Records shown:
▬▬▬▬▬▬▬▬▬▬
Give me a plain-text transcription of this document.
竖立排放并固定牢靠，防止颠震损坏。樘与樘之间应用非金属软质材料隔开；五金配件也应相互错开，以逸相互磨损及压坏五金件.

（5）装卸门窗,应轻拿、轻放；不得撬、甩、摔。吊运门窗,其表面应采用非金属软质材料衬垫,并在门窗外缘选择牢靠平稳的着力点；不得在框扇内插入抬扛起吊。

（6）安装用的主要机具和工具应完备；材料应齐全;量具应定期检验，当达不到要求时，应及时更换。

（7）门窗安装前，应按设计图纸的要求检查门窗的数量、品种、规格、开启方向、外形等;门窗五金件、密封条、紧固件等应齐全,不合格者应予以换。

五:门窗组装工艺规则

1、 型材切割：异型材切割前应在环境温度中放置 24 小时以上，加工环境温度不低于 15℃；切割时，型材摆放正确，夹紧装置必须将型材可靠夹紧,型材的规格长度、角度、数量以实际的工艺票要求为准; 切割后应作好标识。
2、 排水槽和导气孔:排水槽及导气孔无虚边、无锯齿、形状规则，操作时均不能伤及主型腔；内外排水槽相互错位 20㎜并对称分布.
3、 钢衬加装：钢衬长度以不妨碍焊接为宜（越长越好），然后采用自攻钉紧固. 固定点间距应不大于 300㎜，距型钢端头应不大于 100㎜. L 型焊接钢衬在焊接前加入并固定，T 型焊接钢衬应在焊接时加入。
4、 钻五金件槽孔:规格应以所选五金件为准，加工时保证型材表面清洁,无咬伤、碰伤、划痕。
▬▬▬▬▬▬▬▬▬▬
Directive:
Your task is to give the records above again, exactly.

Solution to this problem:
Give me a plain-text transcription of this document.
竖立排放并固定牢靠，防止颠震损坏。樘与樘之间应用非金属软质材料隔开；五金配件也应相互错开，以逸相互磨损及压坏五金件.

（5）装卸门窗,应轻拿、轻放；不得撬、甩、摔。吊运门窗,其表面应采用非金属软质材料衬垫,并在门窗外缘选择牢靠平稳的着力点；不得在框扇内插入抬扛起吊。

（6）安装用的主要机具和工具应完备；材料应齐全;量具应定期检验，当达不到要求时，应及时更换。

（7）门窗安装前，应按设计图纸的要求检查门窗的数量、品种、规格、开启方向、外形等;门窗五金件、密封条、紧固件等应齐全,不合格者应予以换。

五:门窗组装工艺规则

1、 型材切割：异型材切割前应在环境温度中放置 24 小时以上，加工环境温度不低于 15℃；切割时，型材摆放正确，夹紧装置必须将型材可靠夹紧,型材的规格长度、角度、数量以实际的工艺票要求为准; 切割后应作好标识。
2、 排水槽和导气孔:排水槽及导气孔无虚边、无锯齿、形状规则，操作时均不能伤及主型腔；内外排水槽相互错位 20㎜并对称分布.
3、 钢衬加装：钢衬长度以不妨碍焊接为宜（越长越好），然后采用自攻钉紧固. 固定点间距应不大于 300㎜，距型钢端头应不大于 100㎜. L 型焊接钢衬在焊接前加入并固定，T 型焊接钢衬应在焊接时加入。
4、 钻五金件槽孔:规格应以所选五金件为准，加工时保证型材表面清洁,无咬伤、碰伤、划痕。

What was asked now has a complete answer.